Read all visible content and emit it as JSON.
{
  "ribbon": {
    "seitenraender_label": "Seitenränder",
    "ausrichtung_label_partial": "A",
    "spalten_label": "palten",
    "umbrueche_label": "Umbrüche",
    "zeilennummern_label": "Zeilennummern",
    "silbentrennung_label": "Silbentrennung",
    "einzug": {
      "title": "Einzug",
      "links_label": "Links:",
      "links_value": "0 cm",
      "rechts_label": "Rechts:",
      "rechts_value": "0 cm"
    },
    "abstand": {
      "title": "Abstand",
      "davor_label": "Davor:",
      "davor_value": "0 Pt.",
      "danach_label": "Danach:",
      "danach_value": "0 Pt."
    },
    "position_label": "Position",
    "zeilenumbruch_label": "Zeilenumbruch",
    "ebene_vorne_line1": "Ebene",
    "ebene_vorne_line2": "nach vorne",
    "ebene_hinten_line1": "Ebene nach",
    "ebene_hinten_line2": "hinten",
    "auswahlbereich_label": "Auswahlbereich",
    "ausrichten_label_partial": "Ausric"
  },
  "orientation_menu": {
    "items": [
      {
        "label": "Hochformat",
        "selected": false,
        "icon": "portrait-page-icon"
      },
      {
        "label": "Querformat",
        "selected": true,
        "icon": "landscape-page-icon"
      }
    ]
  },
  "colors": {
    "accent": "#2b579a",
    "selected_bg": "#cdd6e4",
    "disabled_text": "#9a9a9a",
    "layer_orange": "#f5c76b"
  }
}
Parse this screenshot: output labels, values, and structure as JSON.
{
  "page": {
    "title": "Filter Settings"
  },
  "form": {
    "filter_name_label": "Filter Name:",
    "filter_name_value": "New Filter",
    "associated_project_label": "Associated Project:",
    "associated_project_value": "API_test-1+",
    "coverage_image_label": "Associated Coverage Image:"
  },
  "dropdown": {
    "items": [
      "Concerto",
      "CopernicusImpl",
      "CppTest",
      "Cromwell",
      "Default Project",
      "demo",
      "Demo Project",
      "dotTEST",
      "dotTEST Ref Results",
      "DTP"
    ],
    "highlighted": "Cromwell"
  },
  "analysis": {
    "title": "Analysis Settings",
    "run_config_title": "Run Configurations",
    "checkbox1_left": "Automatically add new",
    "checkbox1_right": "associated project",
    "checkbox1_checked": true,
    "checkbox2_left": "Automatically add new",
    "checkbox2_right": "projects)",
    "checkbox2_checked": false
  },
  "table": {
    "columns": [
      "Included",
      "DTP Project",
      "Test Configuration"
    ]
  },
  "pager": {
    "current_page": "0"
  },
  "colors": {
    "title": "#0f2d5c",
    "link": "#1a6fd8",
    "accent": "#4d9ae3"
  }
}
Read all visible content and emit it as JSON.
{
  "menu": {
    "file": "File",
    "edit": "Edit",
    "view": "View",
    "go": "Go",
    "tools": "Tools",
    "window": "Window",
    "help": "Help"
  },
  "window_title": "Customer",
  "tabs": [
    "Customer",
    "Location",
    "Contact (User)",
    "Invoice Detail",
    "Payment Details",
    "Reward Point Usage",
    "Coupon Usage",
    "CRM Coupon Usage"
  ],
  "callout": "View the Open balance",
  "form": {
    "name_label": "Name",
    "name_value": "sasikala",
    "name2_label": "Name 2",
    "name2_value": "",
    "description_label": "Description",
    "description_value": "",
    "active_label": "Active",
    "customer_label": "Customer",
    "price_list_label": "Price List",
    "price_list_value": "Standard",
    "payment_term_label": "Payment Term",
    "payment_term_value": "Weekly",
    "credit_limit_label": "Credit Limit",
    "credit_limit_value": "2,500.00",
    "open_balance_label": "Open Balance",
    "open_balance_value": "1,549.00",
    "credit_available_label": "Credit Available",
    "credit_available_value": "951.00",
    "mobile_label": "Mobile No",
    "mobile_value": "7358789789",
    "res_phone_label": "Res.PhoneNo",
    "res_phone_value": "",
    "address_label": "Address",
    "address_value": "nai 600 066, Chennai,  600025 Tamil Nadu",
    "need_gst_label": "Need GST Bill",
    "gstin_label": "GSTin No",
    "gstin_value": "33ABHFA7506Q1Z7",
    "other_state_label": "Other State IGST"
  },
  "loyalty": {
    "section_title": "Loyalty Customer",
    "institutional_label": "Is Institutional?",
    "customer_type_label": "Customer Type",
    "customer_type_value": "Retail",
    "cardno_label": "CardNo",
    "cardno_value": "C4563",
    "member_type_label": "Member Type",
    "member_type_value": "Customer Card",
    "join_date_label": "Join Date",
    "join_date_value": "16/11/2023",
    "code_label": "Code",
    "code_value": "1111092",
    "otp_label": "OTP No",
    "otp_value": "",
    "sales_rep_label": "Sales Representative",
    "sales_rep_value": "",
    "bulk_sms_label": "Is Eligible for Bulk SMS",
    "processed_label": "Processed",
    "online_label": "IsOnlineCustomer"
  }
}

=====

### [WHAT IS EXPECTED]
Your task is to transcribe the listing above in full, exactly as given.

### [TASK SOLUTION]
Read all visible content and emit it as JSON.
{
  "ribbon": {
    "seitenraender_label": "Seitenränder",
    "ausrichtung_label_partial": "A",
    "spalten_label": "palten",
    "umbrueche_label": "Umbrüche",
    "zeilennummern_label": "Zeilennummern",
    "silbentrennung_label": "Silbentrennung",
    "einzug": {
      "title": "Einzug",
      "links_label": "Links:",
      "links_value": "0 cm",
      "rechts_label": "Rechts:",
      "rechts_value": "0 cm"
    },
    "abstand": {
      "title": "Abstand",
      "davor_label": "Davor:",
      "davor_value": "0 Pt.",
      "danach_label": "Danach:",
      "danach_value": "0 Pt."
    },
    "position_label": "Position",
    "zeilenumbruch_label": "Zeilenumbruch",
    "ebene_vorne_line1": "Ebene",
    "ebene_vorne_line2": "nach vorne",
    "ebene_hinten_line1": "Ebene nach",
    "ebene_hinten_line2": "hinten",
    "auswahlbereich_label": "Auswahlbereich",
    "ausrichten_label_partial": "Ausric"
  },
  "orientation_menu": {
    "items": [
      {
        "label": "Hochformat",
        "selected": false,
        "icon": "portrait-page-icon"
      },
      {
        "label": "Querformat",
        "selected": true,
        "icon": "landscape-page-icon"
      }
    ]
  },
  "colors": {
    "accent": "#2b579a",
    "selected_bg": "#cdd6e4",
    "disabled_text": "#9a9a9a",
    "layer_orange": "#f5c76b"
  }
}
Parse this screenshot: output labels, values, and structure as JSON.
{
  "page": {
    "title": "Filter Settings"
  },
  "form": {
    "filter_name_label": "Filter Name:",
    "filter_name_value": "New Filter",
    "associated_project_label": "Associated Project:",
    "associated_project_value": "API_test-1+",
    "coverage_image_label": "Associated Coverage Image:"
  },
  "dropdown": {
    "items": [
      "Concerto",
      "CopernicusImpl",
      "CppTest",
      "Cromwell",
      "Default Project",
      "demo",
      "Demo Project",
      "dotTEST",
      "dotTEST Ref Results",
      "DTP"
    ],
    "highlighted": "Cromwell"
  },
  "analysis": {
    "title": "Analysis Settings",
    "run_config_title": "Run Configurations",
    "checkbox1_left": "Automatically add new",
    "checkbox1_right": "associated project",
    "checkbox1_checked": true,
    "checkbox2_left": "Automatically add new",
    "checkbox2_right": "projects)",
    "checkbox2_checked": false
  },
  "table": {
    "columns": [
      "Included",
      "DTP Project",
      "Test Configuration"
    ]
  },
  "pager": {
    "current_page": "0"
  },
  "colors": {
    "title": "#0f2d5c",
    "link": "#1a6fd8",
    "accent": "#4d9ae3"
  }
}
Read all visible content and emit it as JSON.
{
  "menu": {
    "file": "File",
    "edit": "Edit",
    "view": "View",
    "go": "Go",
    "tools": "Tools",
    "window": "Window",
    "help": "Help"
  },
  "window_title": "Customer",
  "tabs": [
    "Customer",
    "Location",
    "Contact (User)",
    "Invoice Detail",
    "Payment Details",
    "Reward Point Usage",
    "Coupon Usage",
    "CRM Coupon Usage"
  ],
  "callout": "View the Open balance",
  "form": {
    "name_label": "Name",
    "name_value": "sasikala",
    "name2_label": "Name 2",
    "name2_value": "",
    "description_label": "Description",
    "description_value": "",
    "active_label": "Active",
    "customer_label": "Customer",
    "price_list_label": "Price List",
    "price_list_value": "Standard",
    "payment_term_label": "Payment Term",
    "payment_term_value": "Weekly",
    "credit_limit_label": "Credit Limit",
    "credit_limit_value": "2,500.00",
    "open_balance_label": "Open Balance",
    "open_balance_value": "1,549.00",
    "credit_available_label": "Credit Available",
    "credit_available_value": "951.00",
    "mobile_label": "Mobile No",
    "mobile_value": "7358789789",
    "res_phone_label": "Res.PhoneNo",
    "res_phone_value": "",
    "address_label": "Address",
    "address_value": "nai 600 066, Chennai,  600025 Tamil Nadu",
    "need_gst_label": "Need GST Bill",
    "gstin_label": "GSTin No",
    "gstin_value": "33ABHFA7506Q1Z7",
    "other_state_label": "Other State IGST"
  },
  "loyalty": {
    "section_title": "Loyalty Customer",
    "institutional_label": "Is Institutional?",
    "customer_type_label": "Customer Type",
    "customer_type_value": "Retail",
    "cardno_label": "CardNo",
    "cardno_value": "C4563",
    "member_type_label": "Member Type",
    "member_type_value": "Customer Card",
    "join_date_label": "Join Date",
    "join_date_value": "16/11/2023",
    "code_label": "Code",
    "code_value": "1111092",
    "otp_label": "OTP No",
    "otp_value": "",
    "sales_rep_label": "Sales Representative",
    "sales_rep_value": "",
    "bulk_sms_label": "Is Eligible for Bulk SMS",
    "processed_label": "Processed",
    "online_label": "IsOnlineCustomer"
  }
}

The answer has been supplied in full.